TASK OBJECTIVE:
In the entries below, find every line with "class" and copy it.

******

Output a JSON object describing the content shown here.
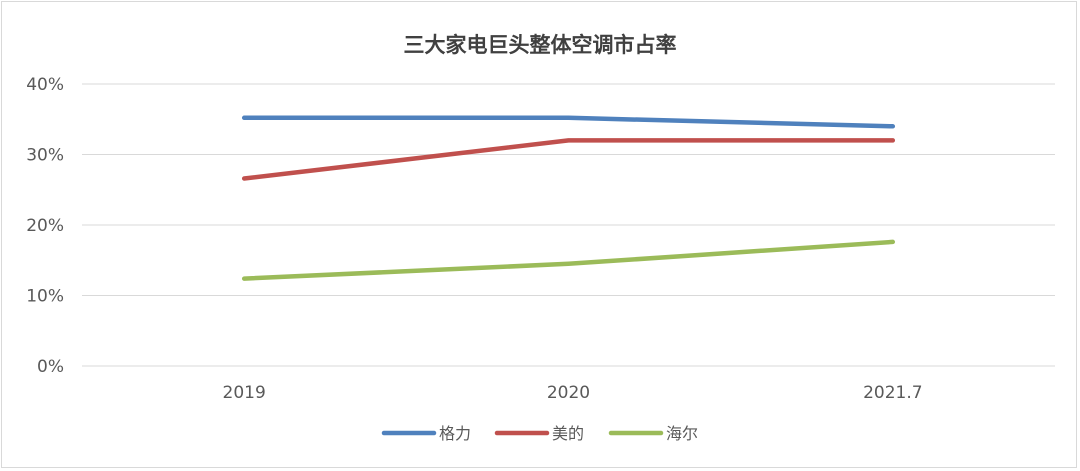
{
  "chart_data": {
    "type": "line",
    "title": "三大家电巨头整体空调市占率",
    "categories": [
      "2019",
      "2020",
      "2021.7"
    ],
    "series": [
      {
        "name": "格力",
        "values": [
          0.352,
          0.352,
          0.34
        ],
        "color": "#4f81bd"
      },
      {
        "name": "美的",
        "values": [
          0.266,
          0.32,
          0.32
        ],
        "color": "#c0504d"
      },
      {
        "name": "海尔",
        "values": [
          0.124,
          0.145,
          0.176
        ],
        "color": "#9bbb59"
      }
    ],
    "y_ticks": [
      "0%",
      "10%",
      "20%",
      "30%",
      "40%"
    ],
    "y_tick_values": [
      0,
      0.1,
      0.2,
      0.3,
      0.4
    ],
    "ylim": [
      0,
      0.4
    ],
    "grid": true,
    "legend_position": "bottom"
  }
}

******

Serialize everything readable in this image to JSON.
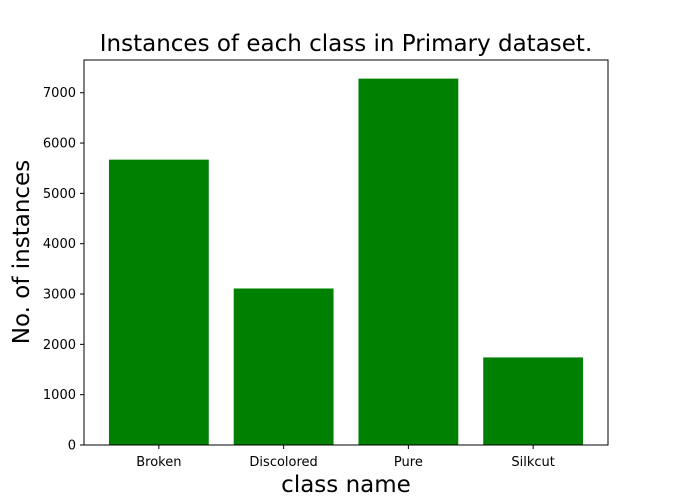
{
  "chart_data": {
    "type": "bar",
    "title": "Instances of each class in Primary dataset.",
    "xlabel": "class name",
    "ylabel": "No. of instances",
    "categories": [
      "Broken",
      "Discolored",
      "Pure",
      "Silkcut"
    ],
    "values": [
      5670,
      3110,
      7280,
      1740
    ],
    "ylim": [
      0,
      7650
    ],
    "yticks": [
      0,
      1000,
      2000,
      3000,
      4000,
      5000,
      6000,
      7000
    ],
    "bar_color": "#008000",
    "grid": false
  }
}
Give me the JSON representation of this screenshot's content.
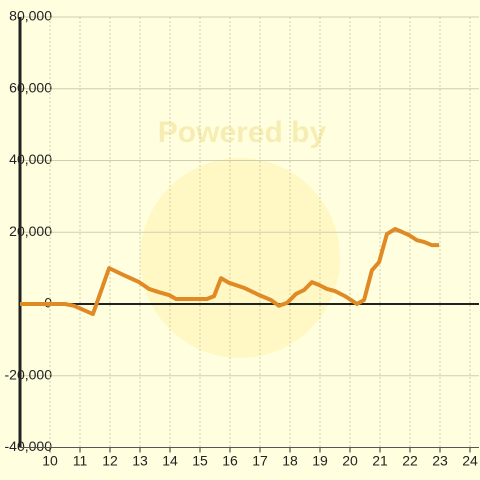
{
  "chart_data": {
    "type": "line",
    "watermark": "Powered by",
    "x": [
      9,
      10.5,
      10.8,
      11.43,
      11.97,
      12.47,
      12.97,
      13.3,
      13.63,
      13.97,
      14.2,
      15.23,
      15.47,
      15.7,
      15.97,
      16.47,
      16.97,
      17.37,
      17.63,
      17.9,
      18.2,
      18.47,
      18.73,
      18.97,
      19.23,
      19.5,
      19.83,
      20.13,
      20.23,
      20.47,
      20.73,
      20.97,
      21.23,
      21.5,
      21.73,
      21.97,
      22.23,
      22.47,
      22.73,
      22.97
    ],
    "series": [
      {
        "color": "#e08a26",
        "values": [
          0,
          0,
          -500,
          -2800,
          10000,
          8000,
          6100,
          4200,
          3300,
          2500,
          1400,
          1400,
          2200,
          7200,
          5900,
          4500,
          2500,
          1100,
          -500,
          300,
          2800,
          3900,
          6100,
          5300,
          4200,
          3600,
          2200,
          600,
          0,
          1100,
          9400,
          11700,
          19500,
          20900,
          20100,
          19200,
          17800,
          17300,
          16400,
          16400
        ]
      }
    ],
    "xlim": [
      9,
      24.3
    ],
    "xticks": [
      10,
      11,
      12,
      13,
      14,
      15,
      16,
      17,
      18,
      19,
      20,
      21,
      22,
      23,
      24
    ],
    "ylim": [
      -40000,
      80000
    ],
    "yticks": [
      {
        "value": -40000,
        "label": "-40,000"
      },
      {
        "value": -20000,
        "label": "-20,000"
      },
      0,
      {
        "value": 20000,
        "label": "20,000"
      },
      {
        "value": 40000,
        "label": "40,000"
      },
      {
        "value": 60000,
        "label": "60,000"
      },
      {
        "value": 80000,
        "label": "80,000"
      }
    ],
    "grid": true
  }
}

******

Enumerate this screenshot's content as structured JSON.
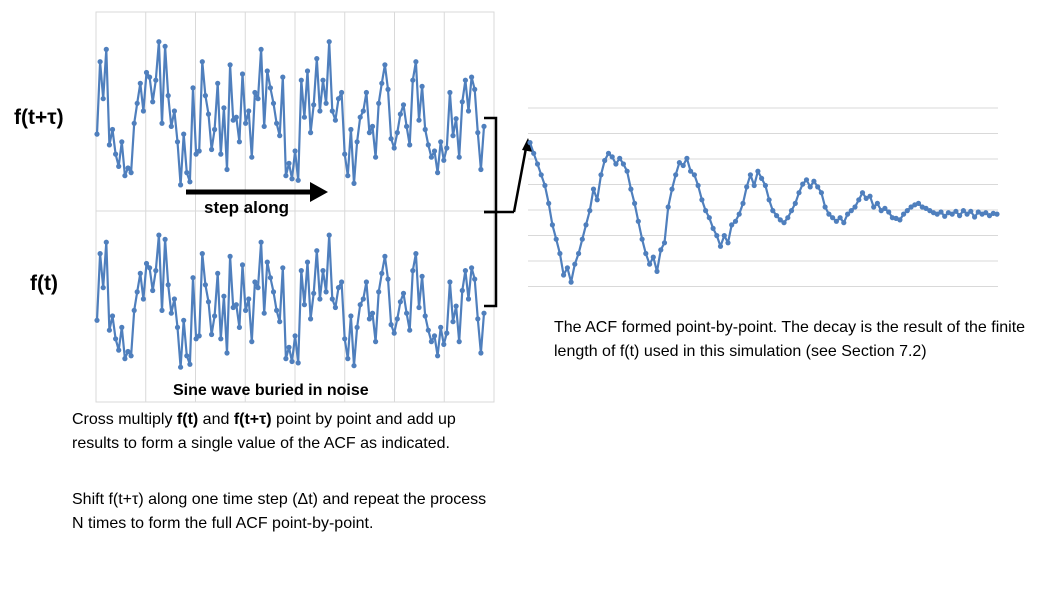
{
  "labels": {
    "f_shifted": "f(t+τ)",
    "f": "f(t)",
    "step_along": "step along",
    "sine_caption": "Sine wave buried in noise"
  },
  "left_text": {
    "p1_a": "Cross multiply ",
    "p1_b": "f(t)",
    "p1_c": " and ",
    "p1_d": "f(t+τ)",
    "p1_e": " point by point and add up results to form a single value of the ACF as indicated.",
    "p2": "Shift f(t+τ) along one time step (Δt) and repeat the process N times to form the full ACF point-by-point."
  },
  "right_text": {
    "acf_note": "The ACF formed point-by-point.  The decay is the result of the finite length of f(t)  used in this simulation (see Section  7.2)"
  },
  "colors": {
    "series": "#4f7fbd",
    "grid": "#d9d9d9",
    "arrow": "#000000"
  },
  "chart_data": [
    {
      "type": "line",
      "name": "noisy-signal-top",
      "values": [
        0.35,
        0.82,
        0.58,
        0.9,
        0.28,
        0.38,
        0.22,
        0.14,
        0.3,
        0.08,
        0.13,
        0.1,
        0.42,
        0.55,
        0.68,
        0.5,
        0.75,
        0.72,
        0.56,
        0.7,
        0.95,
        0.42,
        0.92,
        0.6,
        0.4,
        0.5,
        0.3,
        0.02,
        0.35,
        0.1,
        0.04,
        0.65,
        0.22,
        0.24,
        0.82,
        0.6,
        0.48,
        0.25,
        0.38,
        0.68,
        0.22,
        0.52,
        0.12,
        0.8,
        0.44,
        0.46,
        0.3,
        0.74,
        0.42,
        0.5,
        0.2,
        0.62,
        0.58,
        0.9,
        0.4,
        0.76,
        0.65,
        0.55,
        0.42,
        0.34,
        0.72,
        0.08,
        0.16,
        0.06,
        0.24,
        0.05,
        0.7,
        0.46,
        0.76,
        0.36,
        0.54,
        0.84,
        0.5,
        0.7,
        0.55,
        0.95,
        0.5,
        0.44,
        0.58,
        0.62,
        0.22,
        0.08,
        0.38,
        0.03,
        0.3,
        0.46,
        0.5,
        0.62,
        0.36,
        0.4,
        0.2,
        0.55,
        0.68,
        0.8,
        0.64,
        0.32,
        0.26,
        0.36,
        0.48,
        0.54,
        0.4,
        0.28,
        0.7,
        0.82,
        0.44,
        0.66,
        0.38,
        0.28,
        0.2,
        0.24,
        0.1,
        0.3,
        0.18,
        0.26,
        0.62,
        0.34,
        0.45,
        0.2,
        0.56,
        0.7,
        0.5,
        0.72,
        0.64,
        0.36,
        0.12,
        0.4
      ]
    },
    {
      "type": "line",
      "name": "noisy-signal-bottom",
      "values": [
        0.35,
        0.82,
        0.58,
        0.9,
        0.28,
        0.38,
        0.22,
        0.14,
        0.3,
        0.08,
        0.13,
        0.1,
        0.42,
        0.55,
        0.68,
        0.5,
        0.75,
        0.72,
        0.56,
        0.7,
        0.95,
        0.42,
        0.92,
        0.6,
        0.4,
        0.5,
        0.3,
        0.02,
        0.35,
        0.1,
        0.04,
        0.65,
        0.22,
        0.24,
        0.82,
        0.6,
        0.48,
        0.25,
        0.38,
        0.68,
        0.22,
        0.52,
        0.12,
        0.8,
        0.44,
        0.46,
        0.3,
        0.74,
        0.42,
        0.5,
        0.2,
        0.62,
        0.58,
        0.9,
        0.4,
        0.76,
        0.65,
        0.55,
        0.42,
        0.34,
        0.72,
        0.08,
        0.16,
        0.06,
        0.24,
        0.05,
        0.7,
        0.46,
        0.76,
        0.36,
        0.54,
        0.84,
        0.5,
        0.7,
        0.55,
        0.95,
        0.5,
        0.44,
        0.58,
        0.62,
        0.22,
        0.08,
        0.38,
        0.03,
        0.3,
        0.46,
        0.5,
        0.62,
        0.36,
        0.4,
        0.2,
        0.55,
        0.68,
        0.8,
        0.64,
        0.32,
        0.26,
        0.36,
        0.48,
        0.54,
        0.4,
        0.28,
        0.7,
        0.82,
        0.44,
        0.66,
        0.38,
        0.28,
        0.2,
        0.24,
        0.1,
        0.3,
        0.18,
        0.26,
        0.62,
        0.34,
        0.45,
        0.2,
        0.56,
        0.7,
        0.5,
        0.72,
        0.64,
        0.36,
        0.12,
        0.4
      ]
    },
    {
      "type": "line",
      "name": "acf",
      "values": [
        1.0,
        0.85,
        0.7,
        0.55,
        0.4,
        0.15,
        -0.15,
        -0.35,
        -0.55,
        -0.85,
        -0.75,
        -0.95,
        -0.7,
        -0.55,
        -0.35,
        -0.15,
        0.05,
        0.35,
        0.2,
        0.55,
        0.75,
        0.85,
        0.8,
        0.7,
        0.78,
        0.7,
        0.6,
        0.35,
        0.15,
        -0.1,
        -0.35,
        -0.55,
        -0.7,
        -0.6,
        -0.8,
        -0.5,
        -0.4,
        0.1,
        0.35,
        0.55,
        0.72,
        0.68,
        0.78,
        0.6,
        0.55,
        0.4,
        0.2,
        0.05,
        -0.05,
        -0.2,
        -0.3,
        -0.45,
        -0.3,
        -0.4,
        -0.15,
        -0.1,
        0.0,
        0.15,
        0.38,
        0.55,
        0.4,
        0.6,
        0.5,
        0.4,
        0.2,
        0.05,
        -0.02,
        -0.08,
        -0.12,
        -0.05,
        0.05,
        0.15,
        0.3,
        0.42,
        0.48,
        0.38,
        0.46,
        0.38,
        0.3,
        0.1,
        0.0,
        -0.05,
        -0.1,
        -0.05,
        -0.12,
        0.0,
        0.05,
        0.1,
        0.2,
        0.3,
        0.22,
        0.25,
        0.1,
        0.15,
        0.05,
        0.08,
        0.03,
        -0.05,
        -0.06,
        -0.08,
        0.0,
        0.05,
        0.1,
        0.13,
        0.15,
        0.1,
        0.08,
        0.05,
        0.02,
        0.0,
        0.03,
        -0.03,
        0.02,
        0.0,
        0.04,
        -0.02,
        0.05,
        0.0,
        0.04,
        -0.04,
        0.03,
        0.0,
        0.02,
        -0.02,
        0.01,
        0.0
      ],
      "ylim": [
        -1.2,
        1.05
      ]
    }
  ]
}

******

ANSWER TO THIS EXERCISE:
    "title": "Instances of each class in Primary dataset.",
    "xlabel": "class name",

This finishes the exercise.